DATA SUPPLIED:
.....

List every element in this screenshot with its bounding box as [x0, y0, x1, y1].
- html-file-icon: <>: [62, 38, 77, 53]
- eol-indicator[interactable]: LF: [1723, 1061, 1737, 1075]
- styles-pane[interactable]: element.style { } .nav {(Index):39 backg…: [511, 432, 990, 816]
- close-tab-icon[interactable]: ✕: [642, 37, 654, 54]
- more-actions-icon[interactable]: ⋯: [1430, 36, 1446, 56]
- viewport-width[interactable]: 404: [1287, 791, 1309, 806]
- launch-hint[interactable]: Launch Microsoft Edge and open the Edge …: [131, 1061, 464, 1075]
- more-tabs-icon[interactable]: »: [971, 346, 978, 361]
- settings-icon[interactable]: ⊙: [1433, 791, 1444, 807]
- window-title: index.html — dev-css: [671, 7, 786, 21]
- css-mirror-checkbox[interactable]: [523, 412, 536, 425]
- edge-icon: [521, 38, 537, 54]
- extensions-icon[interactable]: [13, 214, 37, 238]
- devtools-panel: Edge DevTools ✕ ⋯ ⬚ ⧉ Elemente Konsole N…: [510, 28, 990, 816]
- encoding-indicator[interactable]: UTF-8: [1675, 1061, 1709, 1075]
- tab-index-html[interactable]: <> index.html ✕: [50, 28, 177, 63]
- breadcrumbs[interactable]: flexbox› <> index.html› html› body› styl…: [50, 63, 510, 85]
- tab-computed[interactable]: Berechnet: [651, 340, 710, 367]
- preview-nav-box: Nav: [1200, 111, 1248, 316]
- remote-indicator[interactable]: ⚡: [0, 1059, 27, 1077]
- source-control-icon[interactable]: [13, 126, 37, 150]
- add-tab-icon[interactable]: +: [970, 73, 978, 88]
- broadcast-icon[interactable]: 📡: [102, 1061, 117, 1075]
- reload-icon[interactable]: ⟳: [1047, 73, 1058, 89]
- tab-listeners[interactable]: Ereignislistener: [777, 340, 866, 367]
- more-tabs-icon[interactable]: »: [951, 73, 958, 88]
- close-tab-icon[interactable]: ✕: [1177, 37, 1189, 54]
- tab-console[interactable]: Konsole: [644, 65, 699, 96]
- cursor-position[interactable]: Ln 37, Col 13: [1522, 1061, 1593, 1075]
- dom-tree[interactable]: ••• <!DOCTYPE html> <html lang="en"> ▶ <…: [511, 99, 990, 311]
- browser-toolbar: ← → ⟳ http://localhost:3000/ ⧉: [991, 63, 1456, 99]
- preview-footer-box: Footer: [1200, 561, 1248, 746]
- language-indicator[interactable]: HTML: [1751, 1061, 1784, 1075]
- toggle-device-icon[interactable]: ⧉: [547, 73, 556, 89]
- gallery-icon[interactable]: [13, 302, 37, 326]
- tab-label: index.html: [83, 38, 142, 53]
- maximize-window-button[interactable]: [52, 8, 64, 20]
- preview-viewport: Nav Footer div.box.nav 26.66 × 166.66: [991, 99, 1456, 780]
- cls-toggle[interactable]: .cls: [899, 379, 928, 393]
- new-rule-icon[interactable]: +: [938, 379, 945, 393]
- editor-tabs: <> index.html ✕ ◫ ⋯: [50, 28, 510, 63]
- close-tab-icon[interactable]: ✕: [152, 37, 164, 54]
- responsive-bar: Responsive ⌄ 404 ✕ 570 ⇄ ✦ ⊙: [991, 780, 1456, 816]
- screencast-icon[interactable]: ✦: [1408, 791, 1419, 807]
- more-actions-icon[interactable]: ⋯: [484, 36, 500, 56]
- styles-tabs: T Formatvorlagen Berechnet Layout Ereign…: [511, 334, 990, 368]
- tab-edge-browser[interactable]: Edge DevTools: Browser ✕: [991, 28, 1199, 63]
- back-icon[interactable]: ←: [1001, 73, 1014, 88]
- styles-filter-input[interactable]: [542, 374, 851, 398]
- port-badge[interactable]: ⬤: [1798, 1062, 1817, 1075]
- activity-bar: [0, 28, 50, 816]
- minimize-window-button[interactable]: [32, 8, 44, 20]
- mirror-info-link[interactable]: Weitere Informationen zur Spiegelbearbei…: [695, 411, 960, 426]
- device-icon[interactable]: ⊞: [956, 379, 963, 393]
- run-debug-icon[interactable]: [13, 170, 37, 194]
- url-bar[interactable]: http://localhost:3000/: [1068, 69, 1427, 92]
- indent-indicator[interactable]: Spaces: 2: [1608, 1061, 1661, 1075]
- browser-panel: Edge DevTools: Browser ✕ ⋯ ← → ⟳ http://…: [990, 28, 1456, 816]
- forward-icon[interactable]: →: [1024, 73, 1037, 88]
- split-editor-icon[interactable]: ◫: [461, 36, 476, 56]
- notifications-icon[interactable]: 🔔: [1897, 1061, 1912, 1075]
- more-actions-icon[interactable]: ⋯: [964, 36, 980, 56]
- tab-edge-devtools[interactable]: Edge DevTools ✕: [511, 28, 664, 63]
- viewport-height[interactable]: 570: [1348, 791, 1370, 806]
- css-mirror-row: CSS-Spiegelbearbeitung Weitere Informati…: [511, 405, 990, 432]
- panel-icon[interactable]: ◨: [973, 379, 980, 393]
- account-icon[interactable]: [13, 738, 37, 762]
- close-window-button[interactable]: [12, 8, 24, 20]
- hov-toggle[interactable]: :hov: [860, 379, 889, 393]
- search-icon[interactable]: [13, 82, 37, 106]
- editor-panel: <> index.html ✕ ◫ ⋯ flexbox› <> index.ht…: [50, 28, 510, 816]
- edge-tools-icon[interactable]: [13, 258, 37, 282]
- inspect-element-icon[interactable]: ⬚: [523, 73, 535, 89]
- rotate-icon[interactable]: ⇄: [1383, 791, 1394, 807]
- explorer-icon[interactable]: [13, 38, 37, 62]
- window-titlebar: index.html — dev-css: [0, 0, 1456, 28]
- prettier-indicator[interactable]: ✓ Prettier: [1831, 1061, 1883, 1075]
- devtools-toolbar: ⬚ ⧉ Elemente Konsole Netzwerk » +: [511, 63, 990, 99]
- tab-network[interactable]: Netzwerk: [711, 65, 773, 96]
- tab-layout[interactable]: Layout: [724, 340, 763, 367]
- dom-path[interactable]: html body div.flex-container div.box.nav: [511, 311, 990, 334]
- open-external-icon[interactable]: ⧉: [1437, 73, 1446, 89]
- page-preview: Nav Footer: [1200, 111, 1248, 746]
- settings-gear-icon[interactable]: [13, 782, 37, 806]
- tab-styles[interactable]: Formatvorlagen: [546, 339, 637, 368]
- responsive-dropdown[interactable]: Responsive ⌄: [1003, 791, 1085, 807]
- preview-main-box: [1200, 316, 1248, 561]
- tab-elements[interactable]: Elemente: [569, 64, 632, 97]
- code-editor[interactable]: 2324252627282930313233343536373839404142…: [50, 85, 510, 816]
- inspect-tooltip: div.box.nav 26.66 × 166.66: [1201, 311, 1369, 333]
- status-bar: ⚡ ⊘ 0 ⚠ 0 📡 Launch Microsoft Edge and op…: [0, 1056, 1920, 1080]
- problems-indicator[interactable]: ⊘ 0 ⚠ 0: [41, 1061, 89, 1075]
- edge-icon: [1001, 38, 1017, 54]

.....

DIRECTIONS FOR THIS TASK: Copy every entry above, word for word and line for line, without changing anything.

CORRECT OUTPUT:
List every element in this screenshot with its bounding box as [x0, y0, x1, y1].
- html-file-icon: <>: [62, 38, 77, 53]
- eol-indicator[interactable]: LF: [1723, 1061, 1737, 1075]
- styles-pane[interactable]: element.style { } .nav {(Index):39 backg…: [511, 432, 990, 816]
- close-tab-icon[interactable]: ✕: [642, 37, 654, 54]
- more-actions-icon[interactable]: ⋯: [1430, 36, 1446, 56]
- viewport-width[interactable]: 404: [1287, 791, 1309, 806]
- launch-hint[interactable]: Launch Microsoft Edge and open the Edge …: [131, 1061, 464, 1075]
- more-tabs-icon[interactable]: »: [971, 346, 978, 361]
- settings-icon[interactable]: ⊙: [1433, 791, 1444, 807]
- window-title: index.html — dev-css: [671, 7, 786, 21]
- css-mirror-checkbox[interactable]: [523, 412, 536, 425]
- edge-icon: [521, 38, 537, 54]
- extensions-icon[interactable]: [13, 214, 37, 238]
- devtools-panel: Edge DevTools ✕ ⋯ ⬚ ⧉ Elemente Konsole N…: [510, 28, 990, 816]
- encoding-indicator[interactable]: UTF-8: [1675, 1061, 1709, 1075]
- tab-index-html[interactable]: <> index.html ✕: [50, 28, 177, 63]
- breadcrumbs[interactable]: flexbox› <> index.html› html› body› styl…: [50, 63, 510, 85]
- tab-computed[interactable]: Berechnet: [651, 340, 710, 367]
- preview-nav-box: Nav: [1200, 111, 1248, 316]
- remote-indicator[interactable]: ⚡: [0, 1059, 27, 1077]
- source-control-icon[interactable]: [13, 126, 37, 150]
- add-tab-icon[interactable]: +: [970, 73, 978, 88]
- broadcast-icon[interactable]: 📡: [102, 1061, 117, 1075]
- reload-icon[interactable]: ⟳: [1047, 73, 1058, 89]
- tab-listeners[interactable]: Ereignislistener: [777, 340, 866, 367]
- more-tabs-icon[interactable]: »: [951, 73, 958, 88]
- close-tab-icon[interactable]: ✕: [1177, 37, 1189, 54]
- tab-console[interactable]: Konsole: [644, 65, 699, 96]
- cursor-position[interactable]: Ln 37, Col 13: [1522, 1061, 1593, 1075]
- dom-tree[interactable]: ••• <!DOCTYPE html> <html lang="en"> ▶ <…: [511, 99, 990, 311]
- browser-toolbar: ← → ⟳ http://localhost:3000/ ⧉: [991, 63, 1456, 99]
- preview-footer-box: Footer: [1200, 561, 1248, 746]
- language-indicator[interactable]: HTML: [1751, 1061, 1784, 1075]
- toggle-device-icon[interactable]: ⧉: [547, 73, 556, 89]
- gallery-icon[interactable]: [13, 302, 37, 326]
- tab-label: index.html: [83, 38, 142, 53]
- maximize-window-button[interactable]: [52, 8, 64, 20]
- preview-viewport: Nav Footer div.box.nav 26.66 × 166.66: [991, 99, 1456, 780]
- cls-toggle[interactable]: .cls: [899, 379, 928, 393]
- new-rule-icon[interactable]: +: [938, 379, 945, 393]
- editor-tabs: <> index.html ✕ ◫ ⋯: [50, 28, 510, 63]
- close-tab-icon[interactable]: ✕: [152, 37, 164, 54]
- responsive-bar: Responsive ⌄ 404 ✕ 570 ⇄ ✦ ⊙: [991, 780, 1456, 816]
- screencast-icon[interactable]: ✦: [1408, 791, 1419, 807]
- more-actions-icon[interactable]: ⋯: [484, 36, 500, 56]
- styles-tabs: T Formatvorlagen Berechnet Layout Ereign…: [511, 334, 990, 368]
- tab-edge-browser[interactable]: Edge DevTools: Browser ✕: [991, 28, 1199, 63]
- back-icon[interactable]: ←: [1001, 73, 1014, 88]
- styles-filter-input[interactable]: [542, 374, 851, 398]
- port-badge[interactable]: ⬤: [1798, 1062, 1817, 1075]
- activity-bar: [0, 28, 50, 816]
- minimize-window-button[interactable]: [32, 8, 44, 20]
- mirror-info-link[interactable]: Weitere Informationen zur Spiegelbearbei…: [695, 411, 960, 426]
- device-icon[interactable]: ⊞: [956, 379, 963, 393]
- run-debug-icon[interactable]: [13, 170, 37, 194]
- url-bar[interactable]: http://localhost:3000/: [1068, 69, 1427, 92]
- indent-indicator[interactable]: Spaces: 2: [1608, 1061, 1661, 1075]
- browser-panel: Edge DevTools: Browser ✕ ⋯ ← → ⟳ http://…: [990, 28, 1456, 816]
- forward-icon[interactable]: →: [1024, 73, 1037, 88]
- split-editor-icon[interactable]: ◫: [461, 36, 476, 56]
- notifications-icon[interactable]: 🔔: [1897, 1061, 1912, 1075]
- more-actions-icon[interactable]: ⋯: [964, 36, 980, 56]
- tab-edge-devtools[interactable]: Edge DevTools ✕: [511, 28, 664, 63]
- viewport-height[interactable]: 570: [1348, 791, 1370, 806]
- css-mirror-row: CSS-Spiegelbearbeitung Weitere Informati…: [511, 405, 990, 432]
- panel-icon[interactable]: ◨: [973, 379, 980, 393]
- account-icon[interactable]: [13, 738, 37, 762]
- close-window-button[interactable]: [12, 8, 24, 20]
- hov-toggle[interactable]: :hov: [860, 379, 889, 393]
- search-icon[interactable]: [13, 82, 37, 106]
- editor-panel: <> index.html ✕ ◫ ⋯ flexbox› <> index.ht…: [50, 28, 510, 816]
- edge-tools-icon[interactable]: [13, 258, 37, 282]
- inspect-element-icon[interactable]: ⬚: [523, 73, 535, 89]
- rotate-icon[interactable]: ⇄: [1383, 791, 1394, 807]
- explorer-icon[interactable]: [13, 38, 37, 62]
- window-titlebar: index.html — dev-css: [0, 0, 1456, 28]
- prettier-indicator[interactable]: ✓ Prettier: [1831, 1061, 1883, 1075]
- devtools-toolbar: ⬚ ⧉ Elemente Konsole Netzwerk » +: [511, 63, 990, 99]
- tab-network[interactable]: Netzwerk: [711, 65, 773, 96]
- tab-layout[interactable]: Layout: [724, 340, 763, 367]
- dom-path[interactable]: html body div.flex-container div.box.nav: [511, 311, 990, 334]
- open-external-icon[interactable]: ⧉: [1437, 73, 1446, 89]
- page-preview: Nav Footer: [1200, 111, 1248, 746]
- settings-gear-icon[interactable]: [13, 782, 37, 806]
- tab-styles[interactable]: Formatvorlagen: [546, 339, 637, 368]
- responsive-dropdown[interactable]: Responsive ⌄: [1003, 791, 1085, 807]
- preview-main-box: [1200, 316, 1248, 561]
- tab-elements[interactable]: Elemente: [569, 64, 632, 97]
- code-editor[interactable]: 2324252627282930313233343536373839404142…: [50, 85, 510, 816]
- inspect-tooltip: div.box.nav 26.66 × 166.66: [1201, 311, 1369, 333]
- status-bar: ⚡ ⊘ 0 ⚠ 0 📡 Launch Microsoft Edge and op…: [0, 1056, 1920, 1080]
- problems-indicator[interactable]: ⊘ 0 ⚠ 0: [41, 1061, 89, 1075]
- edge-icon: [1001, 38, 1017, 54]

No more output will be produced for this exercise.